Reproduce the portion of the book description below starting with "In The Sword" and going on through "place to start.".

## TEXT SHOWN

——

The Sword of the Prophet,
The Politically Incorrect Guide to Islam
Photo of Sword of the Prophet book

         We hear it said: "September 11 changed America forever." Less often do we hear a coherent explanation of what, exactly, changed. What changed, in fact, was that for the first time in American history we have been forced to confront Islamic militancy as it has assulted the rest of the world for almost 14 centuries.
        In The Sword of the Prophet, the reader receives the unvarnished truth about the rise of Islam and the patterns set by its founder, Muhammad; the historical meaning of jihad against the (non-Muslim) "infidel" that we see today in the al-Queda terror network; the broad sweep of the global military, political, moral, and spiritual struggle that faces us; and what we must do if we wish to survive.
        The sober, factual, and contextual presentation found in this book is essential. Every person owes it to himself or herself to know the real score of the post-9/11 world, and this invaluable volume is the place to start.
        SERGE TRIFKOVIC is a graduate of the University of Sussex in England. He received his PhD at the University of Southampton and pursued his postdoctoral research on a State Department grant at the Hoover Institute at Stanford. He started his working life as a broadcaster and producer with the BBC World Service in London and with the Voice of America in Washington. He also covered southeast Europe for US News & World Report and The Washington Times. In addition to authoring several books Serge Trifkovic has written scores of commentaries for, among others, The Philadelphia Inquirer, The Times of London, and the Cleveland Plain Dealer. He has appeared many times on the BBC World Service, CNN International, MSNBC, and other leading media outlets on both sides of the Atlantic as a commentator on world affairs. He is also a regular contributor and, since 1998, foreign affairs editor of Chronicles: A Magazine of American Culture.

——

## ENTRIES PROVIDED
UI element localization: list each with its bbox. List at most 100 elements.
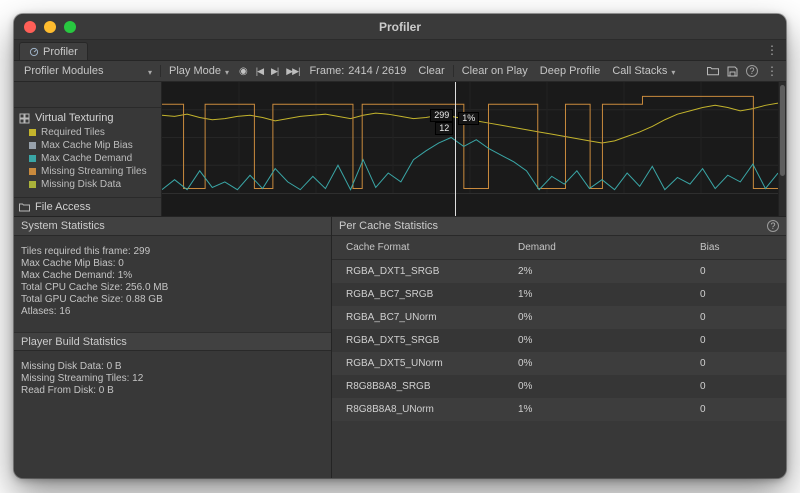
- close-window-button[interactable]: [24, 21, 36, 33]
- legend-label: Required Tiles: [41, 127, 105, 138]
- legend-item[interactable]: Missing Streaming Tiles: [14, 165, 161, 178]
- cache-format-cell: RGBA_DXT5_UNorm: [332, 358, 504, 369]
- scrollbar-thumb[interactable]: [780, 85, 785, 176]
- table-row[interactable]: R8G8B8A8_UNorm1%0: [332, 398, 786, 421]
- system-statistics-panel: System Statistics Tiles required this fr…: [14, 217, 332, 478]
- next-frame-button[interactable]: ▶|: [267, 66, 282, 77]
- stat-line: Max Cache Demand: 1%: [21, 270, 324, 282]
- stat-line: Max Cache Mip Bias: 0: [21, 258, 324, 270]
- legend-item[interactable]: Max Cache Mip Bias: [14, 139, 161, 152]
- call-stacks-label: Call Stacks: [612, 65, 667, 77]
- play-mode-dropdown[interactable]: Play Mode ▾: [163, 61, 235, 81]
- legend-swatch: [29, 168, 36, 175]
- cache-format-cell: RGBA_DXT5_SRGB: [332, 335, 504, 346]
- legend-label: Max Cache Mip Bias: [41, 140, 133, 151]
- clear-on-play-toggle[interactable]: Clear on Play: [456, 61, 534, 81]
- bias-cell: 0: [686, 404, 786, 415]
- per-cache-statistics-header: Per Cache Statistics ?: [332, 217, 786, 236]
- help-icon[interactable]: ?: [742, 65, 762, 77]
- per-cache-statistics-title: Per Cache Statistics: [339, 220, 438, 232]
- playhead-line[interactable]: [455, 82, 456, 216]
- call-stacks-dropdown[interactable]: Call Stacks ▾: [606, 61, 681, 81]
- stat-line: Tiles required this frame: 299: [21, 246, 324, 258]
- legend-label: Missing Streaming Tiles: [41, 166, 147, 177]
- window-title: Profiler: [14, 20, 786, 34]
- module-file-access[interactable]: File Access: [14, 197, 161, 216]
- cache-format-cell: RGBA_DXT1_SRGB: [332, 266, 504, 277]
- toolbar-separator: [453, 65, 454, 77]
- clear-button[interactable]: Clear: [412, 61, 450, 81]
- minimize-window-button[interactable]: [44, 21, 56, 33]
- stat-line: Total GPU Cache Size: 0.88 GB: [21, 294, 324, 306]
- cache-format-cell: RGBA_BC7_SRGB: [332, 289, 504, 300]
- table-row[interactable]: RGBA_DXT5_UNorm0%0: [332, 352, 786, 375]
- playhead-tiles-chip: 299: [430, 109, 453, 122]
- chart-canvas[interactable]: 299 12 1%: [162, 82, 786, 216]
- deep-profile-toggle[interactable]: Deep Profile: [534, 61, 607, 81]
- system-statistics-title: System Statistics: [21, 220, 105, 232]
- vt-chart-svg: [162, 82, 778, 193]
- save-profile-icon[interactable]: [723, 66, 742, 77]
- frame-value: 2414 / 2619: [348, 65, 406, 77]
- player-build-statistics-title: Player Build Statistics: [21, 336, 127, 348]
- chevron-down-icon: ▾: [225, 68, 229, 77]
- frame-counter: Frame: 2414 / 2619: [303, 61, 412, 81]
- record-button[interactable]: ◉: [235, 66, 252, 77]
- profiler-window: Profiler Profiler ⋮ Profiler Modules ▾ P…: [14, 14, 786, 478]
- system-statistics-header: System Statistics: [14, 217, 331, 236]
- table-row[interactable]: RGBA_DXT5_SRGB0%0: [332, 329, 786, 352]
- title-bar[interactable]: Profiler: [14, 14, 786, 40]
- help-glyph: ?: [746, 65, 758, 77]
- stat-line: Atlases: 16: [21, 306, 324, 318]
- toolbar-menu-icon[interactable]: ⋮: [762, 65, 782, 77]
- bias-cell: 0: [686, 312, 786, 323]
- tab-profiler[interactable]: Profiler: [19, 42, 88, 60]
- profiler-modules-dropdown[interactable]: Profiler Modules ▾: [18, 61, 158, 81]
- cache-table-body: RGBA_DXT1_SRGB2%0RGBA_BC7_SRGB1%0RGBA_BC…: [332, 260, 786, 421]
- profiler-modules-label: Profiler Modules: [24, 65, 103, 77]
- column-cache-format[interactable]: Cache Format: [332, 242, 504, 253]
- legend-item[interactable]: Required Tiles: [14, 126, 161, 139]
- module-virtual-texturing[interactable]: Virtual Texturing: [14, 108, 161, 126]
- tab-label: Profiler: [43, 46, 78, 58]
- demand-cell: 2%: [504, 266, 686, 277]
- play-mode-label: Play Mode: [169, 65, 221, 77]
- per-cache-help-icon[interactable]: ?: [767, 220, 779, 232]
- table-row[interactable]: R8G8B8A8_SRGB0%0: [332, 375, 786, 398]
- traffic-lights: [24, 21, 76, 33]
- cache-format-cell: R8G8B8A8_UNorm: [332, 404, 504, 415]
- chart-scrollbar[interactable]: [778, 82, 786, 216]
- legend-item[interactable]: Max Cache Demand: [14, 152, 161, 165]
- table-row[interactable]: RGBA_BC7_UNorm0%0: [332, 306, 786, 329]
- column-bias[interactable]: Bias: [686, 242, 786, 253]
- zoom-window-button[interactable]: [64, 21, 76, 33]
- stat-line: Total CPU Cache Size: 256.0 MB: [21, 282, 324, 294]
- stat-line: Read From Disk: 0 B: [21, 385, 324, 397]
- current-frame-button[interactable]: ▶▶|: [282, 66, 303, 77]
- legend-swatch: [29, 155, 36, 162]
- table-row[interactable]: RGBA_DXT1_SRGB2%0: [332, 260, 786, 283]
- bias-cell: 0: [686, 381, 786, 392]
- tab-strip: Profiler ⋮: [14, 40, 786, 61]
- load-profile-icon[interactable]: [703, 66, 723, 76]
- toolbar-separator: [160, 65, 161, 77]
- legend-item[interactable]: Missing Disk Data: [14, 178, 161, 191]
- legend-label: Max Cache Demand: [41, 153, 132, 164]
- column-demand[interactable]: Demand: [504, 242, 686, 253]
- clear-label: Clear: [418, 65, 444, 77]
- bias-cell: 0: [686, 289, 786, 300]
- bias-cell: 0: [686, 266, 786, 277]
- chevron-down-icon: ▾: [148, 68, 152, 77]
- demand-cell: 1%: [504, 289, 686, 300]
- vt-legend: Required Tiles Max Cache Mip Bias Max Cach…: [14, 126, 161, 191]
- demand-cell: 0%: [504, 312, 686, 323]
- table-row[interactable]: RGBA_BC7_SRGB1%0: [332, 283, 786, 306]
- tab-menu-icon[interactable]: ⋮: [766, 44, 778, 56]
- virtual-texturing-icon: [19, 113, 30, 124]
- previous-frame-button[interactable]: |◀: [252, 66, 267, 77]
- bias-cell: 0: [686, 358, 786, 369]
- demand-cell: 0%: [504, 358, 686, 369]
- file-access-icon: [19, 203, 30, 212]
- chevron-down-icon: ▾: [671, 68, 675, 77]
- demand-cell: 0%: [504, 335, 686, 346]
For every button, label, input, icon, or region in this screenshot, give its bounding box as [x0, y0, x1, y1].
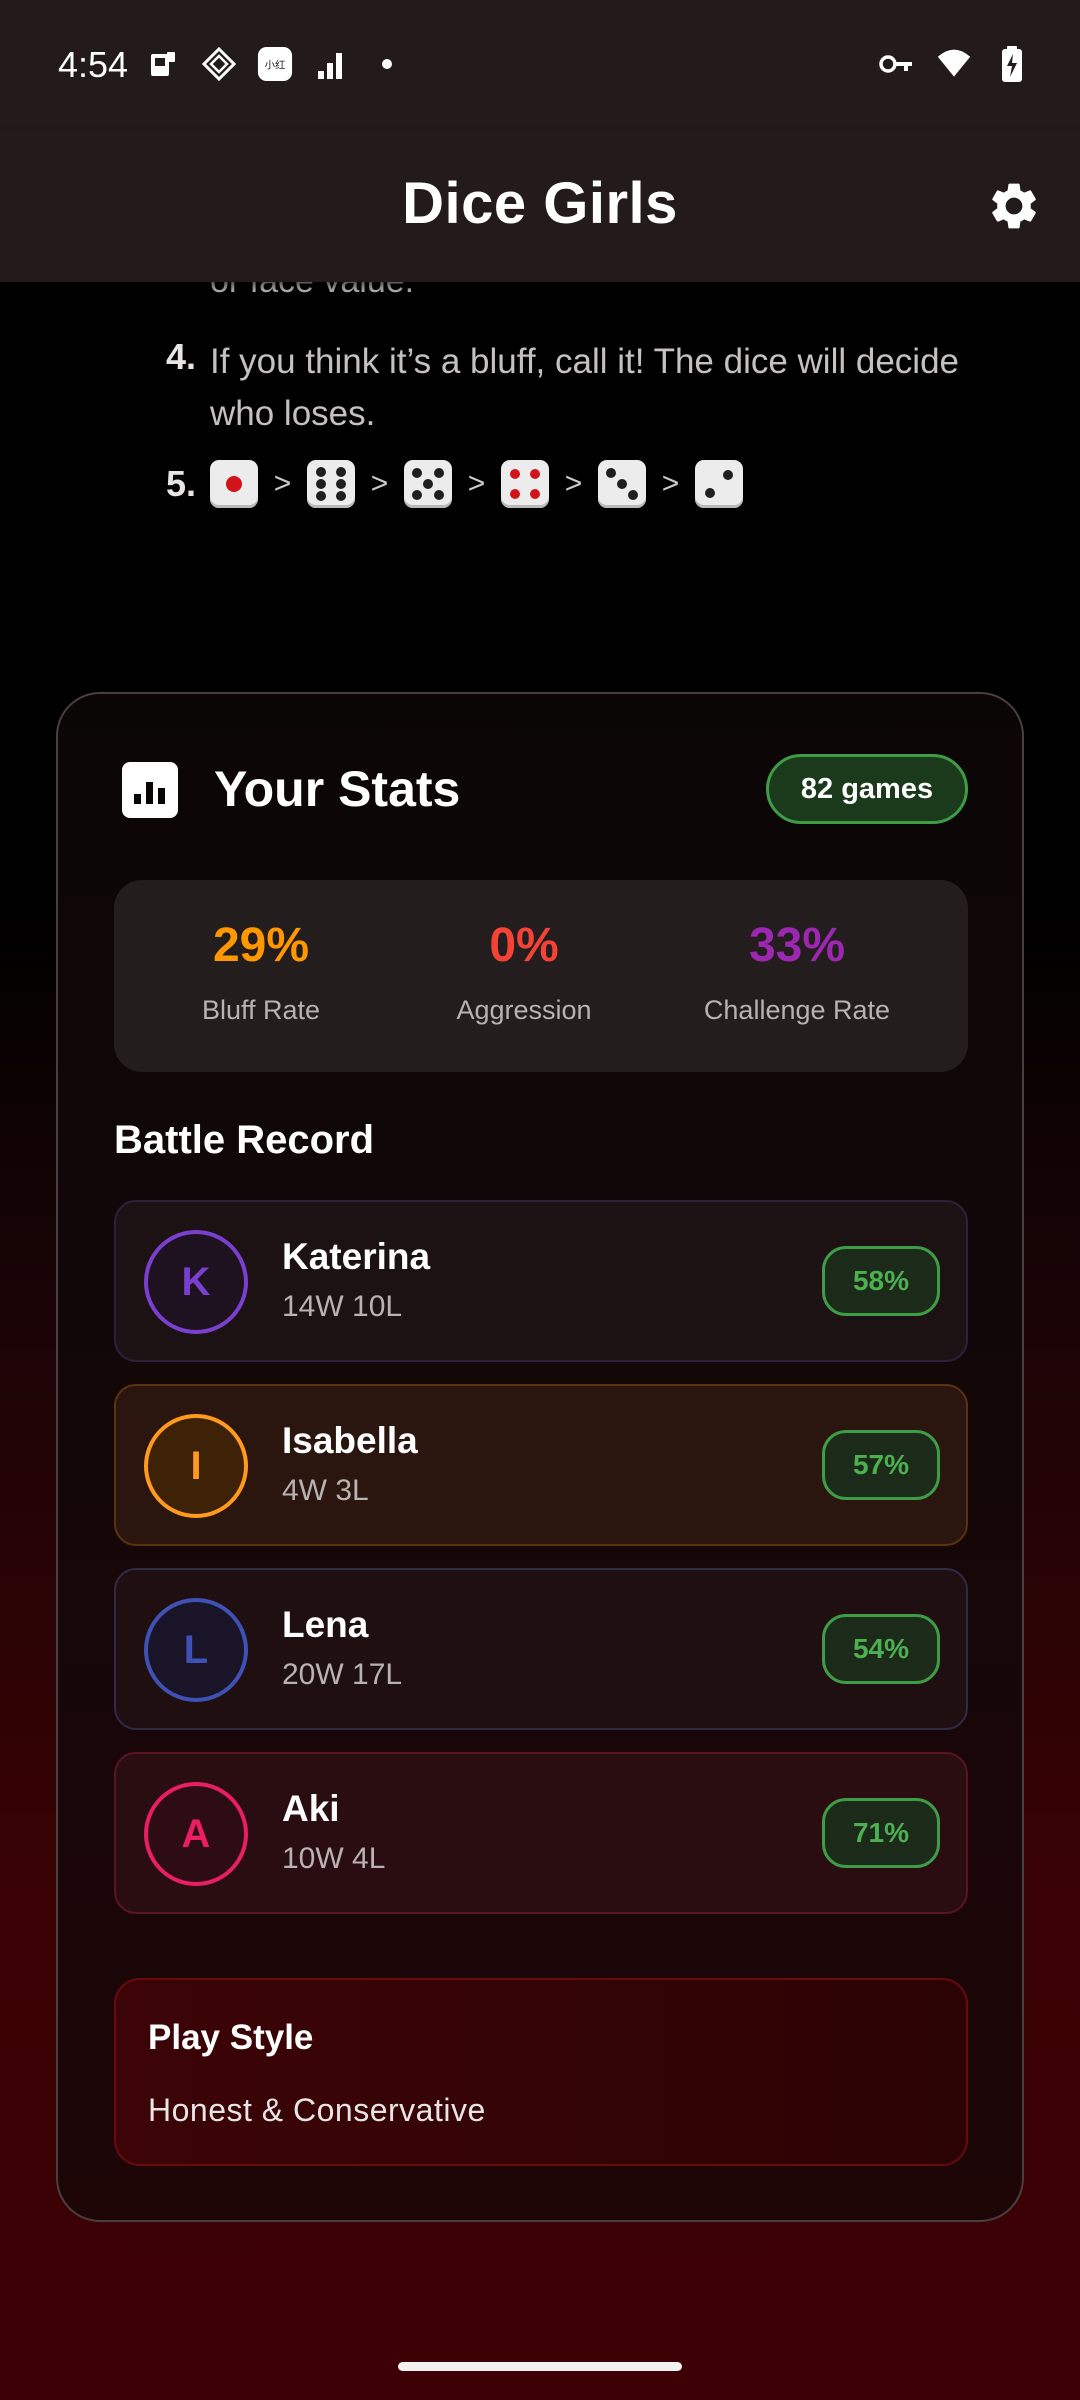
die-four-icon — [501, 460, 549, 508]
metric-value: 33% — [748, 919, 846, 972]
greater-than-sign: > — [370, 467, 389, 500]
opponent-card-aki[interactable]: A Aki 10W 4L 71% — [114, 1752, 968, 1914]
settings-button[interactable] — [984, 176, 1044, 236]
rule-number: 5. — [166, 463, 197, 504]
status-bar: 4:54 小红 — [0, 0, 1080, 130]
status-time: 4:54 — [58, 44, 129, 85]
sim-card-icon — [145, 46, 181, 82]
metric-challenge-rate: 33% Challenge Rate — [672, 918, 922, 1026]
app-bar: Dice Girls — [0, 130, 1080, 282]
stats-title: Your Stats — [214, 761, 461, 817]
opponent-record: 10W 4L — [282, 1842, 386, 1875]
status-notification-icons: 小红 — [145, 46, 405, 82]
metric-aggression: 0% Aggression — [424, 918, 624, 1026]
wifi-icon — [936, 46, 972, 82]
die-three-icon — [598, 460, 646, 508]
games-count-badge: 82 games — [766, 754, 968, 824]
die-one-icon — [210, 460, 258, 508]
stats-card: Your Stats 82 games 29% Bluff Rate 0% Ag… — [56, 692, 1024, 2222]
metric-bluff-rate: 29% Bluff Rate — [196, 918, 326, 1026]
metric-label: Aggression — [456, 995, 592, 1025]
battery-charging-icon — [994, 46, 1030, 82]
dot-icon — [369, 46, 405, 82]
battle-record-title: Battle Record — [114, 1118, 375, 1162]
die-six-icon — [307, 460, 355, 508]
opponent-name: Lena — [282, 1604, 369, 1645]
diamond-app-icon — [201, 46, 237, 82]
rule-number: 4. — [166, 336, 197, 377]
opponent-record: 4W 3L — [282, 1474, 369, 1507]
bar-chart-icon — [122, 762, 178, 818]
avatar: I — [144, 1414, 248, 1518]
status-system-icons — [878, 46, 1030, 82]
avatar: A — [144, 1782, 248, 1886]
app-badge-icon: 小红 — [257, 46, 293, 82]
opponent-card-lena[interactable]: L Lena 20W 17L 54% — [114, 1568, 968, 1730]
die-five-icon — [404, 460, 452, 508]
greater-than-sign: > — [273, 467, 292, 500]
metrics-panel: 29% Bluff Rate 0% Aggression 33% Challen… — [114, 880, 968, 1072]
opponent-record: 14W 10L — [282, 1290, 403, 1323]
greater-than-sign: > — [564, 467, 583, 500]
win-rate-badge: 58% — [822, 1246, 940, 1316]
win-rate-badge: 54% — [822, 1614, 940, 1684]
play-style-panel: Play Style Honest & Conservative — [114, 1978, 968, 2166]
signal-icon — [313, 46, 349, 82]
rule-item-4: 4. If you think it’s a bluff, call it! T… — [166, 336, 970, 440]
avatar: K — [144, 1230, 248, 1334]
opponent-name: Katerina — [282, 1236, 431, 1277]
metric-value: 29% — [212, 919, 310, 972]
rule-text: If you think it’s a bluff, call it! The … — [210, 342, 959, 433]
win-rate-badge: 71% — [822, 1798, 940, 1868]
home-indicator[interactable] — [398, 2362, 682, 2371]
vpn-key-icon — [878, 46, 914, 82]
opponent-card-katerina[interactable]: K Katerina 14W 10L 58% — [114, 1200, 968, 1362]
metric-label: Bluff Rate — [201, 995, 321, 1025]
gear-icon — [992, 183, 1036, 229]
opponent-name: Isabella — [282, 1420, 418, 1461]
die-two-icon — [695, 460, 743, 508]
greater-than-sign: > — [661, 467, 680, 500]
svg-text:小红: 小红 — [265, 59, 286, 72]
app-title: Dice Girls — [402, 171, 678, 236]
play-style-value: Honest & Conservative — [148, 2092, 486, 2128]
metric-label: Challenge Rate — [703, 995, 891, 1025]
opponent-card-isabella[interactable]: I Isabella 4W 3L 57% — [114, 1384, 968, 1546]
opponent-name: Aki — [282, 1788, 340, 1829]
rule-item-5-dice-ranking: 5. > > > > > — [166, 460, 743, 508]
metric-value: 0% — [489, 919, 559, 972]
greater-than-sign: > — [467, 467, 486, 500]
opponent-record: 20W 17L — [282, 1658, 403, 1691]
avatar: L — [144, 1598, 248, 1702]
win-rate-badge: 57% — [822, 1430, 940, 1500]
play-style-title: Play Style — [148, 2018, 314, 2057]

——

## PROBLEM SOLUTION
In The Sword of the Prophet, the reader receives the unvarnished truth about the rise of Islam and the patterns set by its founder, Muhammad; the historical meaning of jihad against the (non-Muslim) "infidel" that we see today in the al-Queda terror network; the broad sweep of the global military, political, moral, and spiritual struggle that faces us; and what we must do if we wish to survive.
        The sober, factual, and contextual presentation found in this book is essential. Every person owes it to himself or herself to know the real score of the post-9/11 world, and this invaluable volume is the place to start.